* **Exercise details**: Report every line from the material that contains the word "label".

# start of Input for this task

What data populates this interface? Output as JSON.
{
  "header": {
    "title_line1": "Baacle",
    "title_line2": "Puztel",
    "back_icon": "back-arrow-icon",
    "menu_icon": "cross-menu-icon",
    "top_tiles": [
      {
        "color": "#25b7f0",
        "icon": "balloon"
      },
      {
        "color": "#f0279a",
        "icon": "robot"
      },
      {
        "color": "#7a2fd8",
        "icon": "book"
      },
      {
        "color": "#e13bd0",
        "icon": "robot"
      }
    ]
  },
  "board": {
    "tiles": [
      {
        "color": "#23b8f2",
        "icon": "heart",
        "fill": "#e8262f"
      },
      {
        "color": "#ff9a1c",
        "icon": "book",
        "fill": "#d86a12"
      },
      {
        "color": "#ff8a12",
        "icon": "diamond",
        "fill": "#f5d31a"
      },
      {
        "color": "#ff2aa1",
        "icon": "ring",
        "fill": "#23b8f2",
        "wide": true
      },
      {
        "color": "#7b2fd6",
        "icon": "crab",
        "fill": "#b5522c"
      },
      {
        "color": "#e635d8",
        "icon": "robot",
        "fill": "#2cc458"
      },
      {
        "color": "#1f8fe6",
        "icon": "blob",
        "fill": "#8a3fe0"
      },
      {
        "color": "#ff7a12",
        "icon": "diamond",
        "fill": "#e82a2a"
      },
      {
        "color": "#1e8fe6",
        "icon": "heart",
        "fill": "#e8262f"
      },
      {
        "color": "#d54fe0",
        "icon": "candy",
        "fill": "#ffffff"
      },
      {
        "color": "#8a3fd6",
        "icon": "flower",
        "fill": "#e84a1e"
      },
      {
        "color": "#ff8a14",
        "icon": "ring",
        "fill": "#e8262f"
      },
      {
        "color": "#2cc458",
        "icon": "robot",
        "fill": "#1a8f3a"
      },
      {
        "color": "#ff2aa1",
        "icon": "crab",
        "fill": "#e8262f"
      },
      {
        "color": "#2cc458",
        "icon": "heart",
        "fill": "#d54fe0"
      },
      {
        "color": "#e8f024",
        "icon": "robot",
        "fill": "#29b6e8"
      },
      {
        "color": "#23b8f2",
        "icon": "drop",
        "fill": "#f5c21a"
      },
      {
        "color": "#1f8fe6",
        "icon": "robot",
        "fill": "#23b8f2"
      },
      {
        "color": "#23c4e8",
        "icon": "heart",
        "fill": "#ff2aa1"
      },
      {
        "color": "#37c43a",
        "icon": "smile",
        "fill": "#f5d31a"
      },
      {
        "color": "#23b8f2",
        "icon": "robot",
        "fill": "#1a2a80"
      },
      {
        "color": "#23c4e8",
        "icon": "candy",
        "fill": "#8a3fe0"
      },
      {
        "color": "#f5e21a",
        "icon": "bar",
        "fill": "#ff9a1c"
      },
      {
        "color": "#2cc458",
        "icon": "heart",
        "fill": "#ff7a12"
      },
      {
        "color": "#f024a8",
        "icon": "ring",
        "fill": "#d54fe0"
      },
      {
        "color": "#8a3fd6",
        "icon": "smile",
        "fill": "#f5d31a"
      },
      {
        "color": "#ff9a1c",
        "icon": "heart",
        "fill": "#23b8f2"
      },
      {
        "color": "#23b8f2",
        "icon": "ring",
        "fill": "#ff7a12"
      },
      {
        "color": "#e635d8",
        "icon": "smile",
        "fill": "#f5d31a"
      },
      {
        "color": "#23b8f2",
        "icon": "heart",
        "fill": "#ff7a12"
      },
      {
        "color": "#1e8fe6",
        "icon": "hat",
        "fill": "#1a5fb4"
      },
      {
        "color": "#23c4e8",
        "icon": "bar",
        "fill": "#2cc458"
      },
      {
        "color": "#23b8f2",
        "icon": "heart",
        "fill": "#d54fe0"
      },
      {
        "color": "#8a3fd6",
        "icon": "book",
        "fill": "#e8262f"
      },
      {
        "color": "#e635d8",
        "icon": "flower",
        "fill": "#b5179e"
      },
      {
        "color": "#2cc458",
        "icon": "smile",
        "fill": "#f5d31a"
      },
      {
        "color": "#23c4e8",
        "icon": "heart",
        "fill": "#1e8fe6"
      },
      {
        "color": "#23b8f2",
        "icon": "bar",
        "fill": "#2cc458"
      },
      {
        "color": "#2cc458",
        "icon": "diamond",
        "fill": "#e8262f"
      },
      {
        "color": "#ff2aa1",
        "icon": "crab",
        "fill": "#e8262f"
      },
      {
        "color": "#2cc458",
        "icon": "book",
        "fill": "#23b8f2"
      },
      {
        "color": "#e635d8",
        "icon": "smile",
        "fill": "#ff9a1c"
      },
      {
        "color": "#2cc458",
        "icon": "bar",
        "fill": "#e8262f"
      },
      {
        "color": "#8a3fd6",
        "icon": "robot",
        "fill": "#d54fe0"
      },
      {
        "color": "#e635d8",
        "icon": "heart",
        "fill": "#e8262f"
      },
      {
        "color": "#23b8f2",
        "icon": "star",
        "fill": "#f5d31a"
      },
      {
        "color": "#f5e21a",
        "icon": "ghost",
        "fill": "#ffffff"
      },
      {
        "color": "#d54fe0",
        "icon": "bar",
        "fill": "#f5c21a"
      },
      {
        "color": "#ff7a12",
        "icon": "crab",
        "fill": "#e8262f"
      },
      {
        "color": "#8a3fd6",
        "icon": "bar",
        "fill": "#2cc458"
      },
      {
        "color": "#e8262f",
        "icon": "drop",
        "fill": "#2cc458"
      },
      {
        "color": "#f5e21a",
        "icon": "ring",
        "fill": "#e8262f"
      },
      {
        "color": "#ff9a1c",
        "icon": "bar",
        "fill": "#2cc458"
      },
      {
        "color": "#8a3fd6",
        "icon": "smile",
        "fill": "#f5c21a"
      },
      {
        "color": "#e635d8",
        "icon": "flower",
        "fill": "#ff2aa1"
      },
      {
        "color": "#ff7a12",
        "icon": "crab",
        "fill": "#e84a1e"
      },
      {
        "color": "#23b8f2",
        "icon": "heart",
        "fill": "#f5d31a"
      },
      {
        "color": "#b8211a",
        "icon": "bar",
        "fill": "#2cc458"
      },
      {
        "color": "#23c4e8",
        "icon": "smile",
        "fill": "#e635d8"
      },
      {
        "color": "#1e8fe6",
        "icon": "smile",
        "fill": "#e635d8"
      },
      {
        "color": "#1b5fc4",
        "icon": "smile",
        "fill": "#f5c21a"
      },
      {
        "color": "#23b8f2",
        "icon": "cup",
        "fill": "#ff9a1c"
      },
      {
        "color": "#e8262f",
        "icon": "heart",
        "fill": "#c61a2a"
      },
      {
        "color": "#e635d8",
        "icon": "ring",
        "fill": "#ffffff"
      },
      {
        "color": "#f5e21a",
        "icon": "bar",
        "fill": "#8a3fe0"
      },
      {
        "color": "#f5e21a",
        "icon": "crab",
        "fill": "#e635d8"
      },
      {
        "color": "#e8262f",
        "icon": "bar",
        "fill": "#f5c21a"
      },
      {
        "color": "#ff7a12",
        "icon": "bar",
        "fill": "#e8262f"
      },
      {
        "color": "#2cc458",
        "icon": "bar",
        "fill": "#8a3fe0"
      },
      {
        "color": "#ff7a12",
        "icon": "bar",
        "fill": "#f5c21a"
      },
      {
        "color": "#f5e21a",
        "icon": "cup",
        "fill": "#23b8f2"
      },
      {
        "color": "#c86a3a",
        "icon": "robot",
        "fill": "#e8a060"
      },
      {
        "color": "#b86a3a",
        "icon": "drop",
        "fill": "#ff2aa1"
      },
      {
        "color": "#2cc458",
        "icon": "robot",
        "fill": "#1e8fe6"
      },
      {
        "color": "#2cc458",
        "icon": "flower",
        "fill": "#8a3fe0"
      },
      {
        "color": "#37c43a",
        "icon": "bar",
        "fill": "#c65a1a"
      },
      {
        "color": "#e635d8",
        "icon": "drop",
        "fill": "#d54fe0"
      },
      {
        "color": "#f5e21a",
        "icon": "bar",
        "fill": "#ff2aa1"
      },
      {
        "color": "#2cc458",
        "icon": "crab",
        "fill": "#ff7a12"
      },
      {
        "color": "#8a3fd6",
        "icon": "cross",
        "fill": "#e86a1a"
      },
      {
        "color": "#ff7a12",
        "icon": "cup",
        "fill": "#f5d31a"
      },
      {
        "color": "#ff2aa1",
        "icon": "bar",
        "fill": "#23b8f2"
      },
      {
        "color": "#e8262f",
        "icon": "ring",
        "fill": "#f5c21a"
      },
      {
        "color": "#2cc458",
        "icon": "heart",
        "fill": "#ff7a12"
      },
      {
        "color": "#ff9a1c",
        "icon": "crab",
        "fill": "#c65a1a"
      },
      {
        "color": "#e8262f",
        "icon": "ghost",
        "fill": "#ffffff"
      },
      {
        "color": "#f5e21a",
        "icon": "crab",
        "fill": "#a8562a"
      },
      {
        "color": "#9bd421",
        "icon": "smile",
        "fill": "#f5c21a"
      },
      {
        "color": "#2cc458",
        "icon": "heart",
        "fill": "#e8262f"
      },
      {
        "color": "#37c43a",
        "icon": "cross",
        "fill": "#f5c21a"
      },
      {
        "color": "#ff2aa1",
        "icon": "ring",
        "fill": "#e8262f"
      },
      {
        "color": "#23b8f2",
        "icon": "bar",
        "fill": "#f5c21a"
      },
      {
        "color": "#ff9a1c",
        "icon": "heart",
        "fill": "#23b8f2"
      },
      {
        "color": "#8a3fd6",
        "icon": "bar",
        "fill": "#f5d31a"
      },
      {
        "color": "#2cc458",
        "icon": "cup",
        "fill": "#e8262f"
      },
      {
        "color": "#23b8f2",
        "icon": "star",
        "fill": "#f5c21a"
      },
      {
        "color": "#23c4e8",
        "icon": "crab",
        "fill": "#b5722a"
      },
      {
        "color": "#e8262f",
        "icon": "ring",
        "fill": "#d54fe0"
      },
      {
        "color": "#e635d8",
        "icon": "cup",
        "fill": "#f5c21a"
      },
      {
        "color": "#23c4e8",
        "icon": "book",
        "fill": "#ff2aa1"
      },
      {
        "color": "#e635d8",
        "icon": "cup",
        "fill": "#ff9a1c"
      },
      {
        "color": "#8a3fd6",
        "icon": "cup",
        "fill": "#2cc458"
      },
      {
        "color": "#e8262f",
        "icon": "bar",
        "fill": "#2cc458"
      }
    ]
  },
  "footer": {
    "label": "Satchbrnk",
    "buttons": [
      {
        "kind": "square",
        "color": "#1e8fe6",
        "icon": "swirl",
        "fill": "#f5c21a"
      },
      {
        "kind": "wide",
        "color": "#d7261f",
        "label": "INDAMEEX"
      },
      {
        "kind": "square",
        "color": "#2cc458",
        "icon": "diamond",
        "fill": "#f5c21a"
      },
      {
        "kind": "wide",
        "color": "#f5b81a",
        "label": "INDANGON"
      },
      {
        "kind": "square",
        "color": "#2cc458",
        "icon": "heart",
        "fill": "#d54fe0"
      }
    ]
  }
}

# end of Input for this task

* **Task result**:
    "label": "Satchbrnk",
        "label": "INDAMEEX"
        "label": "INDANGON"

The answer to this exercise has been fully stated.